(Problem statement):
Your task is to copy every line of the entries that contains "JSON".
---
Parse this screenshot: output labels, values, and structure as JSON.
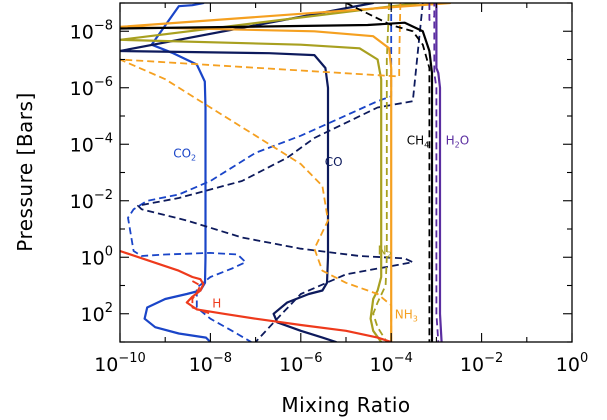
{
  "chart_data": {
    "type": "line",
    "title": "",
    "xlabel": "Mixing Ratio",
    "ylabel": "Pressure [Bars]",
    "x_scale": "log",
    "y_scale": "log",
    "y_inverted": true,
    "xlim": [
      1e-10,
      1
    ],
    "ylim": [
      1000,
      1e-09
    ],
    "x_ticks": [
      {
        "base": "10",
        "exp": "−10",
        "value": 1e-10
      },
      {
        "base": "10",
        "exp": "−8",
        "value": 1e-08
      },
      {
        "base": "10",
        "exp": "−6",
        "value": 1e-06
      },
      {
        "base": "10",
        "exp": "−4",
        "value": 0.0001
      },
      {
        "base": "10",
        "exp": "−2",
        "value": 0.01
      },
      {
        "base": "10",
        "exp": "0",
        "value": 1
      }
    ],
    "y_ticks": [
      {
        "base": "10",
        "exp": "−8",
        "value": 1e-08
      },
      {
        "base": "10",
        "exp": "−6",
        "value": 1e-06
      },
      {
        "base": "10",
        "exp": "−4",
        "value": 0.0001
      },
      {
        "base": "10",
        "exp": "−2",
        "value": 0.01
      },
      {
        "base": "10",
        "exp": "0",
        "value": 1
      },
      {
        "base": "10",
        "exp": "2",
        "value": 100
      }
    ],
    "grid": false,
    "legend": "none (inline labels)",
    "series": [
      {
        "name": "CO2",
        "label_main": "CO",
        "label_sub": "2",
        "label_x": 1.5e-09,
        "label_y": 0.0003,
        "color": "#1a45c8",
        "solid": [
          [
            7e-09,
            1e-09
          ],
          [
            4e-09,
            1.2e-09
          ],
          [
            2e-09,
            1.3e-09
          ],
          [
            5e-10,
            3e-08
          ],
          [
            1.5e-09,
            6e-08
          ],
          [
            5e-09,
            1.5e-07
          ],
          [
            7.5e-09,
            6e-07
          ],
          [
            7.8e-09,
            5e-06
          ],
          [
            7.8e-09,
            0.0001
          ],
          [
            7.8e-09,
            0.01
          ],
          [
            7.8e-09,
            1
          ],
          [
            7.6e-09,
            8
          ],
          [
            6e-09,
            15
          ],
          [
            3e-09,
            20
          ],
          [
            1e-09,
            30
          ],
          [
            4e-10,
            60
          ],
          [
            3.5e-10,
            150
          ],
          [
            6e-10,
            300
          ],
          [
            2e-09,
            500
          ],
          [
            8e-09,
            700
          ],
          [
            1e-08,
            1000
          ]
        ],
        "dashed": [
          [
            0.0001,
            1e-09
          ],
          [
            0.0001,
            2e-06
          ],
          [
            5e-05,
            3e-06
          ],
          [
            1e-06,
            5e-05
          ],
          [
            1e-07,
            0.0002
          ],
          [
            1e-08,
            0.002
          ],
          [
            2e-09,
            0.006
          ],
          [
            4e-10,
            0.01
          ],
          [
            2e-10,
            0.02
          ],
          [
            1.5e-10,
            0.04
          ],
          [
            2e-10,
            0.6
          ],
          [
            3e-10,
            0.9
          ],
          [
            1e-09,
            0.8
          ],
          [
            1e-08,
            0.7
          ],
          [
            4e-08,
            0.8
          ],
          [
            6e-08,
            1.5
          ],
          [
            3e-08,
            2.5
          ],
          [
            1e-08,
            5
          ],
          [
            5e-09,
            12
          ],
          [
            5e-09,
            60
          ],
          [
            1e-08,
            150
          ],
          [
            3e-08,
            400
          ],
          [
            8e-08,
            1000
          ]
        ]
      },
      {
        "name": "CO",
        "label_main": "CO",
        "label_sub": "",
        "label_x": 3.4e-06,
        "label_y": 0.0006,
        "color": "#0d1a5c",
        "solid": [
          [
            4e-05,
            1e-09
          ],
          [
            1e-10,
            5e-08
          ],
          [
            2e-07,
            6e-08
          ],
          [
            2e-06,
            7e-08
          ],
          [
            3.5e-06,
            2e-07
          ],
          [
            4e-06,
            1e-06
          ],
          [
            4e-06,
            0.0001
          ],
          [
            4e-06,
            0.01
          ],
          [
            4e-06,
            1
          ],
          [
            3.8e-06,
            8
          ],
          [
            3e-06,
            15
          ],
          [
            1.5e-06,
            20
          ],
          [
            5e-07,
            40
          ],
          [
            2.5e-07,
            100
          ],
          [
            3e-07,
            200
          ],
          [
            1e-06,
            400
          ],
          [
            3e-06,
            700
          ],
          [
            6e-06,
            1000
          ]
        ],
        "dashed": [
          [
            0.0005,
            1e-09
          ],
          [
            0.0003,
            3e-06
          ],
          [
            5e-05,
            5e-06
          ],
          [
            2e-06,
            6e-05
          ],
          [
            5e-07,
            0.0003
          ],
          [
            5e-08,
            0.002
          ],
          [
            2e-09,
            0.008
          ],
          [
            2.5e-10,
            0.015
          ],
          [
            3e-10,
            0.02
          ],
          [
            3e-09,
            0.05
          ],
          [
            5e-08,
            0.2
          ],
          [
            1e-06,
            0.5
          ],
          [
            2e-05,
            0.9
          ],
          [
            0.0002,
            1.1
          ],
          [
            0.0003,
            1.5
          ],
          [
            1e-05,
            4
          ],
          [
            1e-06,
            20
          ],
          [
            3e-07,
            150
          ],
          [
            1e-07,
            1000
          ]
        ]
      },
      {
        "name": "N2",
        "label_main": "N",
        "label_sub": "2",
        "label_x": 5e-05,
        "label_y": 0.8,
        "color": "#a8a020",
        "solid": [
          [
            0.0004,
            1e-09
          ],
          [
            1e-10,
            2e-08
          ],
          [
            1e-06,
            3e-08
          ],
          [
            2e-05,
            4e-08
          ],
          [
            5e-05,
            1e-07
          ],
          [
            6e-05,
            5e-07
          ],
          [
            6e-05,
            0.0001
          ],
          [
            6e-05,
            0.01
          ],
          [
            6e-05,
            1
          ],
          [
            6e-05,
            5
          ],
          [
            5e-05,
            15
          ],
          [
            4e-05,
            30
          ],
          [
            3.5e-05,
            150
          ],
          [
            4e-05,
            400
          ],
          [
            6e-05,
            1000
          ]
        ],
        "dashed": [
          [
            9e-05,
            1e-09
          ],
          [
            8e-05,
            1e-07
          ],
          [
            8e-05,
            0.01
          ],
          [
            8e-05,
            1
          ],
          [
            7.5e-05,
            10
          ],
          [
            5e-05,
            40
          ],
          [
            4e-05,
            100
          ],
          [
            5e-05,
            300
          ],
          [
            8e-05,
            1000
          ]
        ]
      },
      {
        "name": "NH3",
        "label_main": "NH",
        "label_sub": "3",
        "label_x": 0.00012,
        "label_y": 150,
        "color": "#f5a020",
        "solid": [
          [
            0.002,
            1e-09
          ],
          [
            1e-10,
            7e-09
          ],
          [
            2e-06,
            1e-08
          ],
          [
            4e-05,
            1.5e-08
          ],
          [
            9e-05,
            4e-08
          ],
          [
            0.0001,
            2e-07
          ],
          [
            0.0001,
            0.0001
          ],
          [
            0.0001,
            0.01
          ],
          [
            0.0001,
            1
          ],
          [
            0.0001,
            100
          ],
          [
            0.0001,
            1000
          ]
        ],
        "dashed": [
          [
            0.00016,
            1e-09
          ],
          [
            0.00015,
            1e-07
          ],
          [
            0.00015,
            4e-07
          ],
          [
            1e-10,
            1e-07
          ],
          [
            1e-09,
            5e-07
          ],
          [
            1e-08,
            5e-06
          ],
          [
            1e-07,
            5e-05
          ],
          [
            1e-06,
            0.0005
          ],
          [
            3e-06,
            0.003
          ],
          [
            4e-06,
            0.05
          ],
          [
            2e-06,
            0.5
          ],
          [
            3e-06,
            3
          ],
          [
            1e-05,
            8
          ],
          [
            5e-05,
            20
          ],
          [
            0.0001,
            50
          ],
          [
            0.0001,
            1000
          ]
        ]
      },
      {
        "name": "H",
        "label_main": "H",
        "label_sub": "",
        "label_x": 1.1e-08,
        "label_y": 60,
        "color": "#ee3a1c",
        "solid": [
          [
            1e-10,
            0.6
          ],
          [
            2e-09,
            3
          ],
          [
            4e-09,
            5
          ],
          [
            6e-09,
            6
          ],
          [
            7e-09,
            9
          ],
          [
            6e-09,
            15
          ],
          [
            4e-09,
            25
          ],
          [
            3e-09,
            40
          ],
          [
            5e-09,
            70
          ],
          [
            2e-08,
            100
          ],
          [
            1e-07,
            150
          ],
          [
            1e-06,
            250
          ],
          [
            1e-05,
            400
          ],
          [
            5e-05,
            700
          ],
          [
            0.0001,
            1000
          ]
        ],
        "dashed": [
          [
            4e-09,
            7
          ],
          [
            6e-09,
            10
          ],
          [
            5e-09,
            18
          ],
          [
            4e-09,
            30
          ],
          [
            4e-09,
            60
          ],
          [
            1e-08,
            100
          ]
        ]
      },
      {
        "name": "CH4",
        "label_main": "CH",
        "label_sub": "4",
        "label_x": 0.00022,
        "label_y": 0.0001,
        "color": "#000000",
        "solid": [
          [
            1e-10,
            8e-09
          ],
          [
            3e-05,
            6e-09
          ],
          [
            0.0002,
            5e-09
          ],
          [
            0.0005,
            1e-08
          ],
          [
            0.0007,
            5e-08
          ],
          [
            0.0008,
            3e-07
          ],
          [
            0.0008,
            0.0001
          ],
          [
            0.0008,
            0.01
          ],
          [
            0.0008,
            1
          ],
          [
            0.0008,
            100
          ],
          [
            0.0008,
            1000
          ]
        ],
        "dashed": [
          [
            1e-05,
            1e-09
          ],
          [
            0.0001,
            6e-09
          ],
          [
            0.0003,
            1e-08
          ],
          [
            0.0005,
            3e-08
          ],
          [
            0.0007,
            2e-07
          ],
          [
            0.0007,
            0.0001
          ],
          [
            0.0007,
            0.01
          ],
          [
            0.0007,
            1
          ],
          [
            0.0007,
            100
          ],
          [
            0.0007,
            1000
          ]
        ]
      },
      {
        "name": "H2O",
        "label_main": "H",
        "label_sub": "2",
        "label_tail": "O",
        "label_x": 0.0016,
        "label_y": 0.0001,
        "color": "#5a2da0",
        "solid": [
          [
            0.001,
            1e-09
          ],
          [
            0.001,
            2e-07
          ],
          [
            0.0011,
            3e-07
          ],
          [
            0.0012,
            1e-06
          ],
          [
            0.0012,
            0.0001
          ],
          [
            0.0012,
            0.01
          ],
          [
            0.0012,
            1
          ],
          [
            0.0012,
            100
          ],
          [
            0.0013,
            1000
          ]
        ],
        "dashed": [
          [
            0.0007,
            1e-09
          ],
          [
            0.0007,
            4e-09
          ],
          [
            0.0009,
            3e-09
          ],
          [
            0.0009,
            1e-09
          ],
          [
            0.0009,
            3e-07
          ],
          [
            0.001,
            1e-06
          ],
          [
            0.001,
            0.0001
          ],
          [
            0.001,
            0.01
          ],
          [
            0.001,
            1
          ],
          [
            0.001,
            100
          ],
          [
            0.0011,
            1000
          ]
        ]
      }
    ]
  }
}
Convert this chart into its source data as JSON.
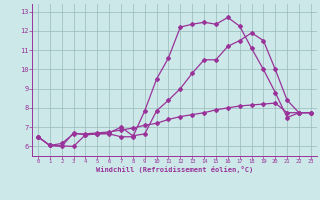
{
  "xlabel": "Windchill (Refroidissement éolien,°C)",
  "bg_color": "#cce8e8",
  "line_color": "#993399",
  "grid_color": "#99bbbb",
  "xlim": [
    -0.5,
    23.5
  ],
  "ylim": [
    5.5,
    13.4
  ],
  "xticks": [
    0,
    1,
    2,
    3,
    4,
    5,
    6,
    7,
    8,
    9,
    10,
    11,
    12,
    13,
    14,
    15,
    16,
    17,
    18,
    19,
    20,
    21,
    22,
    23
  ],
  "yticks": [
    6,
    7,
    8,
    9,
    10,
    11,
    12,
    13
  ],
  "line1_x": [
    0,
    1,
    2,
    3,
    4,
    5,
    6,
    7,
    8,
    9,
    10,
    11,
    12,
    13,
    14,
    15,
    16,
    17,
    18,
    19,
    20,
    21,
    22,
    23
  ],
  "line1_y": [
    6.5,
    6.05,
    6.0,
    6.7,
    6.6,
    6.65,
    6.65,
    6.5,
    6.5,
    7.85,
    9.5,
    10.6,
    12.2,
    12.35,
    12.45,
    12.35,
    12.7,
    12.25,
    11.1,
    10.0,
    8.8,
    7.5,
    7.75,
    7.75
  ],
  "line2_x": [
    0,
    1,
    3,
    4,
    5,
    6,
    7,
    8,
    9,
    10,
    11,
    12,
    13,
    14,
    15,
    16,
    17,
    18,
    19,
    20,
    21,
    22,
    23
  ],
  "line2_y": [
    6.5,
    6.05,
    6.0,
    6.6,
    6.65,
    6.7,
    7.0,
    6.55,
    6.65,
    7.85,
    8.4,
    9.0,
    9.8,
    10.5,
    10.5,
    11.2,
    11.5,
    11.9,
    11.5,
    10.0,
    8.4,
    7.75,
    7.75
  ],
  "line3_x": [
    0,
    1,
    2,
    3,
    4,
    5,
    6,
    7,
    8,
    9,
    10,
    11,
    12,
    13,
    14,
    15,
    16,
    17,
    18,
    19,
    20,
    21,
    22,
    23
  ],
  "line3_y": [
    6.5,
    6.05,
    6.15,
    6.65,
    6.65,
    6.7,
    6.75,
    6.85,
    6.95,
    7.1,
    7.2,
    7.4,
    7.55,
    7.65,
    7.75,
    7.9,
    8.0,
    8.1,
    8.15,
    8.2,
    8.25,
    7.75,
    7.75,
    7.75
  ]
}
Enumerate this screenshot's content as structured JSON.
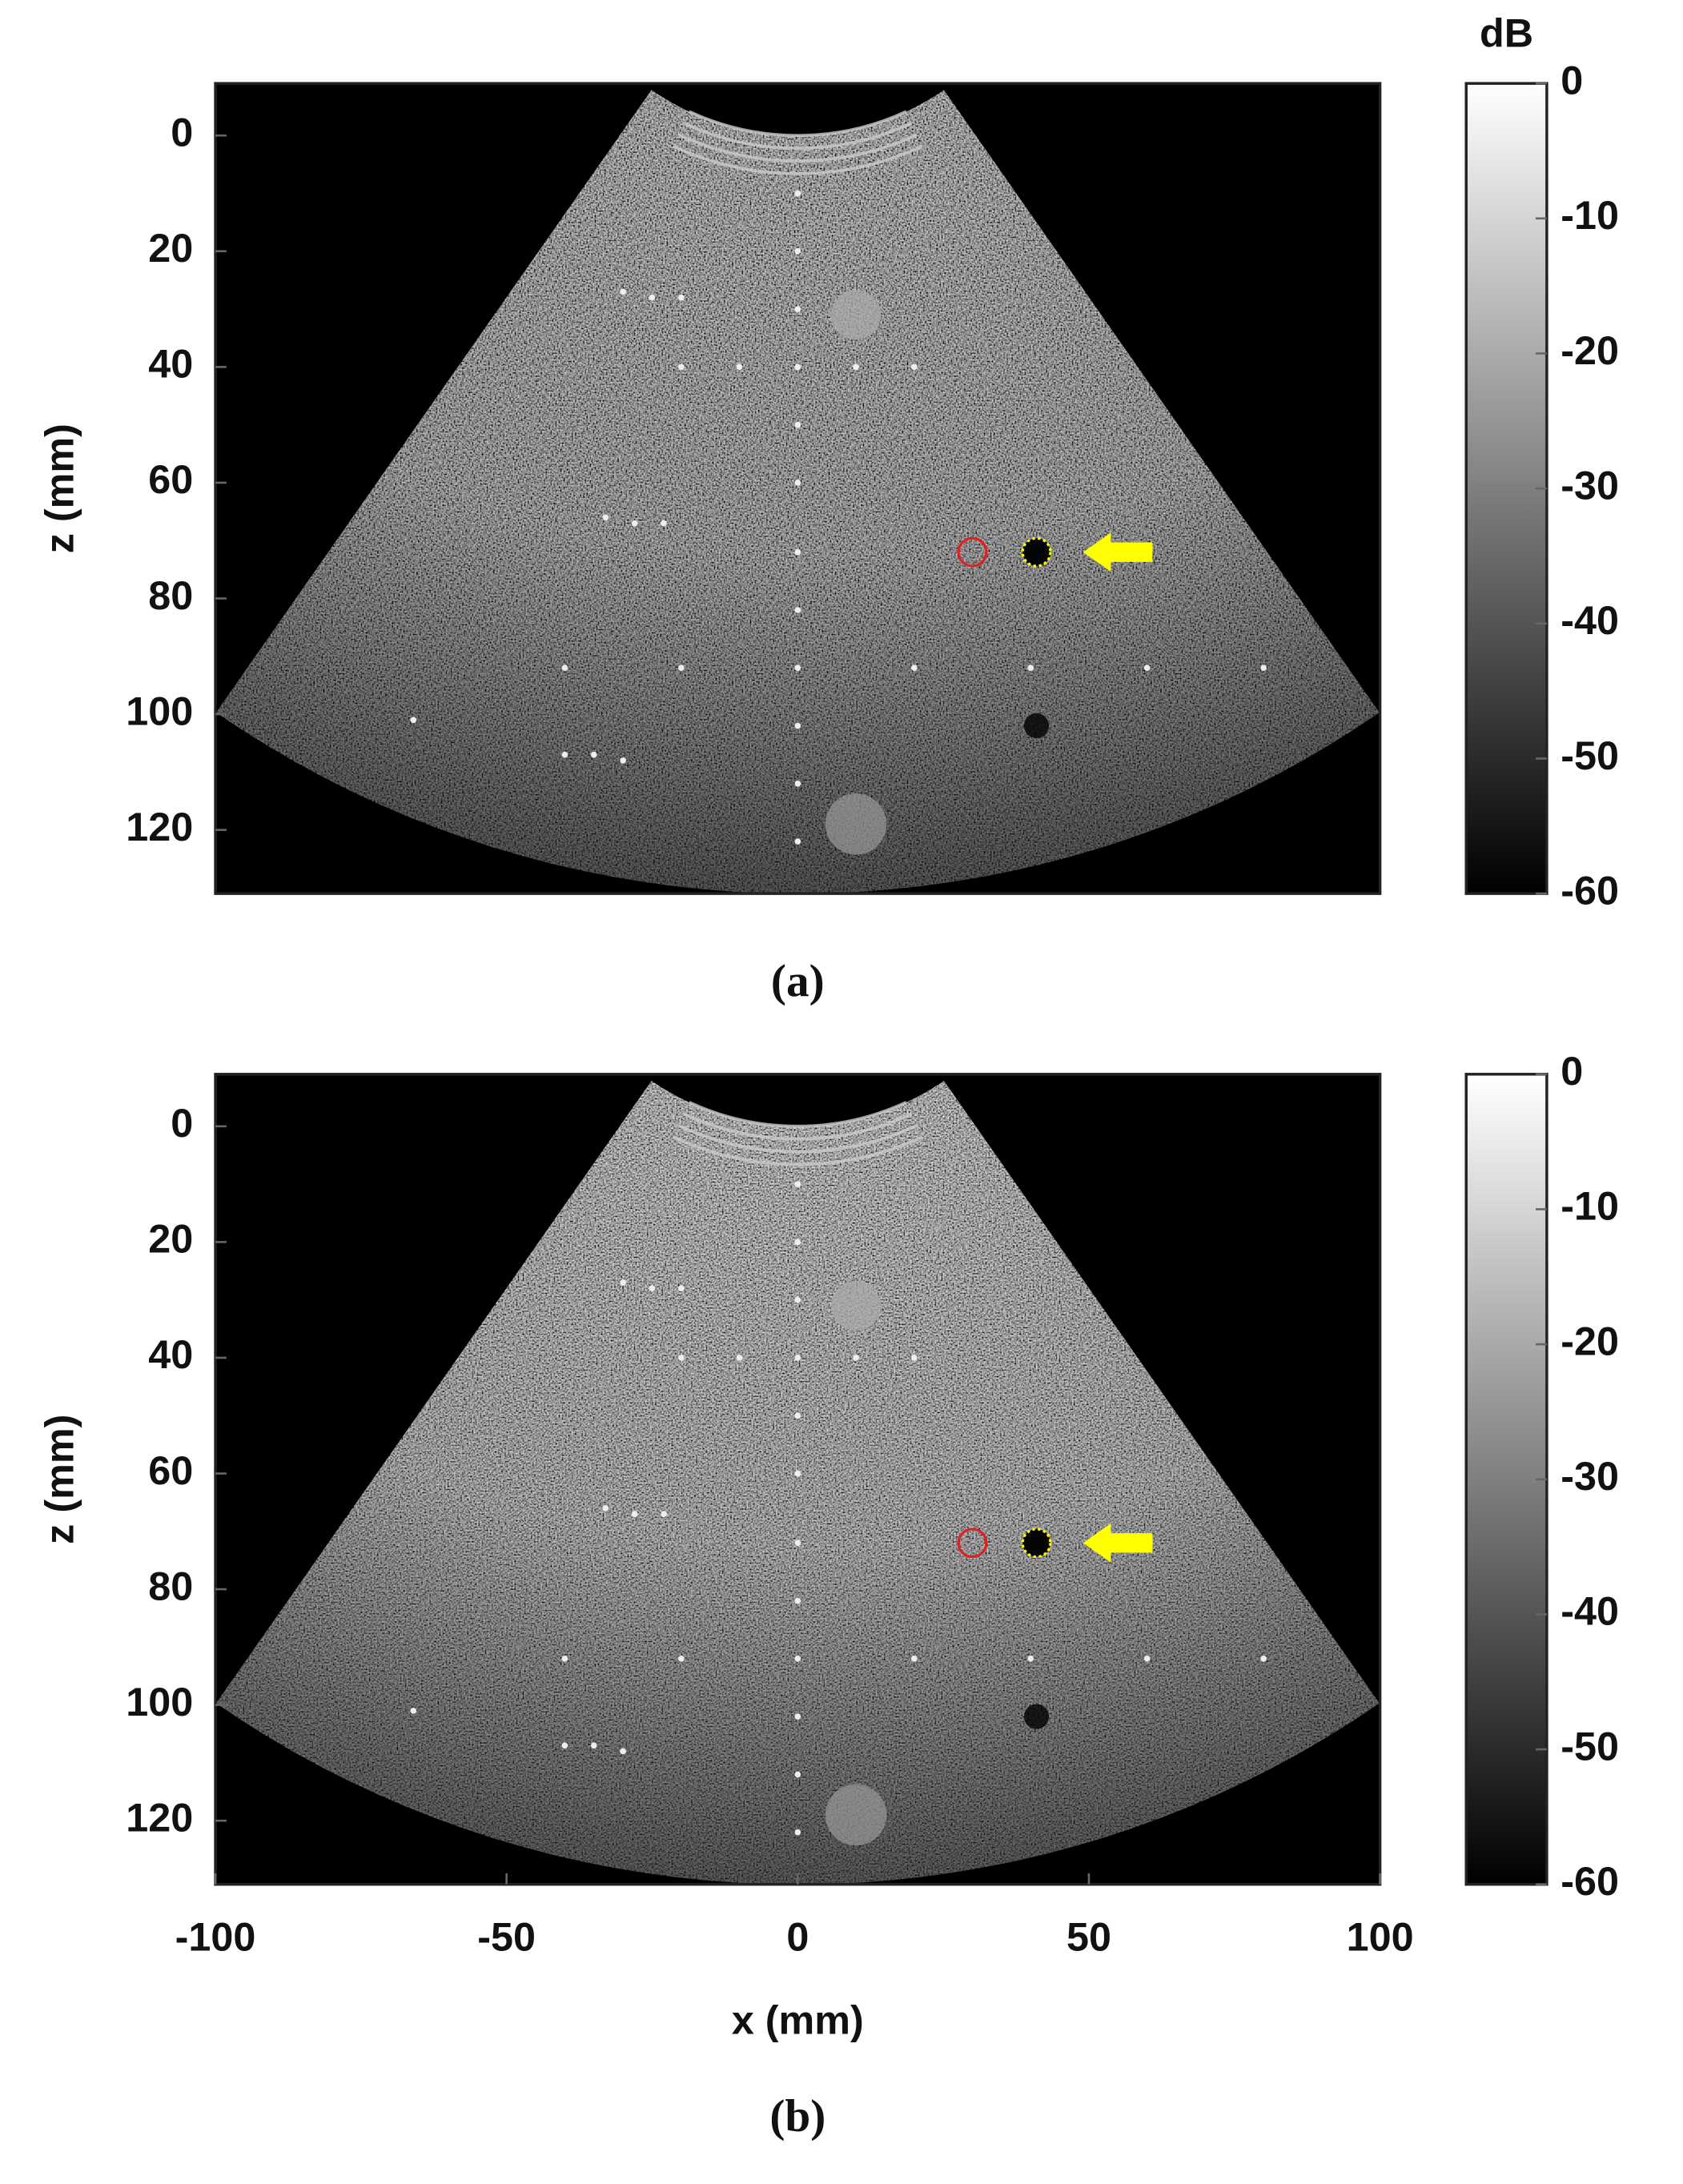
{
  "chart_data": [
    {
      "type": "image",
      "caption": "(a)",
      "ylabel": "z (mm)",
      "ylim": [
        -9,
        131
      ],
      "yticks": [
        0,
        20,
        40,
        60,
        80,
        100,
        120
      ],
      "xlim": [
        -100,
        100
      ],
      "colorbar": {
        "label": "dB",
        "clim": [
          -60,
          0
        ],
        "ticks": [
          0,
          -10,
          -20,
          -30,
          -40,
          -50,
          -60
        ]
      }
    },
    {
      "type": "image",
      "caption": "(b)",
      "ylabel": "z (mm)",
      "xlabel": "x (mm)",
      "ylim": [
        -9,
        131
      ],
      "yticks": [
        0,
        20,
        40,
        60,
        80,
        100,
        120
      ],
      "xlim": [
        -100,
        100
      ],
      "xticks": [
        -100,
        -50,
        0,
        50,
        100
      ],
      "colorbar": {
        "clim": [
          -60,
          0
        ],
        "ticks": [
          0,
          -10,
          -20,
          -30,
          -40,
          -50,
          -60
        ]
      }
    }
  ]
}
---
(Output for this exercise):
Parse this screenshot: output labels, values, and structure as JSON.
Convert this chart into its source data as JSON.
Enumerate this screenshot's content as structured JSON.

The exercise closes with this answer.